◆ **Aim of the task**
Wherever the word "任现职期间" appears in a line, copy that line.

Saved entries
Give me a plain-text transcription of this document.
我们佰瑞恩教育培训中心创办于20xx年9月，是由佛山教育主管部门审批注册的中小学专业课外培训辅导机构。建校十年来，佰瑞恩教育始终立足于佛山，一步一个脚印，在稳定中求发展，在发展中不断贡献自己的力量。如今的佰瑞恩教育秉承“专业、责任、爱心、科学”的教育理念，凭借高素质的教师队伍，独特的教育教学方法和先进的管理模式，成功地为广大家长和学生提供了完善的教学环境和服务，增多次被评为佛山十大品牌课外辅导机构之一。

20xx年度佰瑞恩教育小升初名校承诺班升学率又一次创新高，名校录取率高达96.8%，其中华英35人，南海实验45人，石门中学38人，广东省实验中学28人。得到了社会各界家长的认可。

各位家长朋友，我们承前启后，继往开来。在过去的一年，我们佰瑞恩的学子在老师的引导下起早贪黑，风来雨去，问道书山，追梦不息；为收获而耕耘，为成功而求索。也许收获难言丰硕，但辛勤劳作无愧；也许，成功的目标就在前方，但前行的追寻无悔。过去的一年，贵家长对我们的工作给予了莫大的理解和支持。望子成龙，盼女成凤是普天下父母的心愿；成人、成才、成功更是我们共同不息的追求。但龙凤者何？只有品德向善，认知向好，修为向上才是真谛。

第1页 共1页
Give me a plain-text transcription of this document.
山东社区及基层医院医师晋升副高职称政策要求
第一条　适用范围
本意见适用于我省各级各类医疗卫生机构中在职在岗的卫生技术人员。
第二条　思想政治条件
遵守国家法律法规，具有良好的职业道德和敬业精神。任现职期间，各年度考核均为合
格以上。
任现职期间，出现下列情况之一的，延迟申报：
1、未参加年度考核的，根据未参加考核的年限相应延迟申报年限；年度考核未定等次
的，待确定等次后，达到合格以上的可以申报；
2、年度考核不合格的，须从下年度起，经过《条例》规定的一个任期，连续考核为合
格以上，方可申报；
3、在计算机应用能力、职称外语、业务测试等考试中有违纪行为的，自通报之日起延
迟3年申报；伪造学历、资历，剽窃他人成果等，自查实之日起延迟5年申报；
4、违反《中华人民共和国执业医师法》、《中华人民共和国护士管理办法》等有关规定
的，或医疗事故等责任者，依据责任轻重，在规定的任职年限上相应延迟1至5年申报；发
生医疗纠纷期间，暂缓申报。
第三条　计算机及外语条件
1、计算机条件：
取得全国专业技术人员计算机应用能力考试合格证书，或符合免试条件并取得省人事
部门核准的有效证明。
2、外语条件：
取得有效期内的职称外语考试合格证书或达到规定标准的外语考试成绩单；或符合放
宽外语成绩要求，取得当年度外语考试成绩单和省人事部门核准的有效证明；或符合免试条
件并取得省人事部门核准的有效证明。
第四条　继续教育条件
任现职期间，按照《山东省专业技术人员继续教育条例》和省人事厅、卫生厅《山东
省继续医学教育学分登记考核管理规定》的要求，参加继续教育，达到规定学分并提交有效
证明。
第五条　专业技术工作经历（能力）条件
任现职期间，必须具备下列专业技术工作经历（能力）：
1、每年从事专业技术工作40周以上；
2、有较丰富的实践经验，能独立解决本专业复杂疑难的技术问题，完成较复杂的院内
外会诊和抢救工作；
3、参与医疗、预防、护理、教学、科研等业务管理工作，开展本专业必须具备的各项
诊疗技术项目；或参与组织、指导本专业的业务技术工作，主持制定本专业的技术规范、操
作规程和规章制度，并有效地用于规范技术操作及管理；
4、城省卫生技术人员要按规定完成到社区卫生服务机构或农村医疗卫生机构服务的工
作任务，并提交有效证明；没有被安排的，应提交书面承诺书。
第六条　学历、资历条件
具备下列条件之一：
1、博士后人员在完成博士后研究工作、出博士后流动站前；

◆ **Response**
遵守国家法律法规，具有良好的职业道德和敬业精神。任现职期间，各年度考核均为合
任现职期间，出现下列情况之一的，延迟申报：
任现职期间，按照《山东省专业技术人员继续教育条例》和省人事厅、卫生厅《山东
任现职期间，必须具备下列专业技术工作经历（能力）：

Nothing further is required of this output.